What you should do :: All of the data must be printed exactly; please include every line.

Data to use ::
[START]

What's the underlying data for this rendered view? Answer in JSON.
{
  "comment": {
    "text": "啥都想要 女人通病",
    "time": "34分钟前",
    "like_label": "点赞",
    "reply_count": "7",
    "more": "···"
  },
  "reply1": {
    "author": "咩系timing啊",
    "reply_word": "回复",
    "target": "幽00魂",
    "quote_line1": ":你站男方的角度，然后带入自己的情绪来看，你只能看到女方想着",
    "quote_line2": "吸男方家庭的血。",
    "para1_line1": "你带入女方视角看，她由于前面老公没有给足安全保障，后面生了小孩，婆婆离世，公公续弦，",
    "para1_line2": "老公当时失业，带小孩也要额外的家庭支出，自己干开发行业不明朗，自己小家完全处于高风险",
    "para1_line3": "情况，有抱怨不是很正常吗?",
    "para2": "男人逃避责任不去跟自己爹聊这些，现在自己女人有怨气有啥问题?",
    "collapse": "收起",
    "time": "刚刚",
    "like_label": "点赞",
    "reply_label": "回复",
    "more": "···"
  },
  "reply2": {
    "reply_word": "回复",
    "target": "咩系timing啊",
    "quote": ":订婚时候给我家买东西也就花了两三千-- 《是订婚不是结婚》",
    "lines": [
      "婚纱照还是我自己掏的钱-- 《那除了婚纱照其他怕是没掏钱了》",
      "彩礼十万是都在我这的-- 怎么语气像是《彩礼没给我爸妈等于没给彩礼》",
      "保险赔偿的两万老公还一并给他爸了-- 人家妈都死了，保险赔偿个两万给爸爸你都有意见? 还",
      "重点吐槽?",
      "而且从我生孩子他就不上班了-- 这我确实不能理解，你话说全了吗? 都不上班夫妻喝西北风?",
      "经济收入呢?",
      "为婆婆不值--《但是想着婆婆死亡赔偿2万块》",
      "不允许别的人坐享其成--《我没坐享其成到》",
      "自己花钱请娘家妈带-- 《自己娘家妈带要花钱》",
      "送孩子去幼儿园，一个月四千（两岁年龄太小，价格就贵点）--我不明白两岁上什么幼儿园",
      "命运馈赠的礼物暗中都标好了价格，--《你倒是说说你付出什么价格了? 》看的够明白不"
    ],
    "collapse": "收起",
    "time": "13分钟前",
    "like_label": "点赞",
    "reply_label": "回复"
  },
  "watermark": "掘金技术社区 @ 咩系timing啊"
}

[END]

Final result ::
What's the underlying data for this rendered view? Answer in JSON.
{
  "comment": {
    "text": "啥都想要 女人通病",
    "time": "34分钟前",
    "like_label": "点赞",
    "reply_count": "7",
    "more": "···"
  },
  "reply1": {
    "author": "咩系timing啊",
    "reply_word": "回复",
    "target": "幽00魂",
    "quote_line1": ":你站男方的角度，然后带入自己的情绪来看，你只能看到女方想着",
    "quote_line2": "吸男方家庭的血。",
    "para1_line1": "你带入女方视角看，她由于前面老公没有给足安全保障，后面生了小孩，婆婆离世，公公续弦，",
    "para1_line2": "老公当时失业，带小孩也要额外的家庭支出，自己干开发行业不明朗，自己小家完全处于高风险",
    "para1_line3": "情况，有抱怨不是很正常吗?",
    "para2": "男人逃避责任不去跟自己爹聊这些，现在自己女人有怨气有啥问题?",
    "collapse": "收起",
    "time": "刚刚",
    "like_label": "点赞",
    "reply_label": "回复",
    "more": "···"
  },
  "reply2": {
    "reply_word": "回复",
    "target": "咩系timing啊",
    "quote": ":订婚时候给我家买东西也就花了两三千-- 《是订婚不是结婚》",
    "lines": [
      "婚纱照还是我自己掏的钱-- 《那除了婚纱照其他怕是没掏钱了》",
      "彩礼十万是都在我这的-- 怎么语气像是《彩礼没给我爸妈等于没给彩礼》",
      "保险赔偿的两万老公还一并给他爸了-- 人家妈都死了，保险赔偿个两万给爸爸你都有意见? 还",
      "重点吐槽?",
      "而且从我生孩子他就不上班了-- 这我确实不能理解，你话说全了吗? 都不上班夫妻喝西北风?",
      "经济收入呢?",
      "为婆婆不值--《但是想着婆婆死亡赔偿2万块》",
      "不允许别的人坐享其成--《我没坐享其成到》",
      "自己花钱请娘家妈带-- 《自己娘家妈带要花钱》",
      "送孩子去幼儿园，一个月四千（两岁年龄太小，价格就贵点）--我不明白两岁上什么幼儿园",
      "命运馈赠的礼物暗中都标好了价格，--《你倒是说说你付出什么价格了? 》看的够明白不"
    ],
    "collapse": "收起",
    "time": "13分钟前",
    "like_label": "点赞",
    "reply_label": "回复"
  },
  "watermark": "掘金技术社区 @ 咩系timing啊"
}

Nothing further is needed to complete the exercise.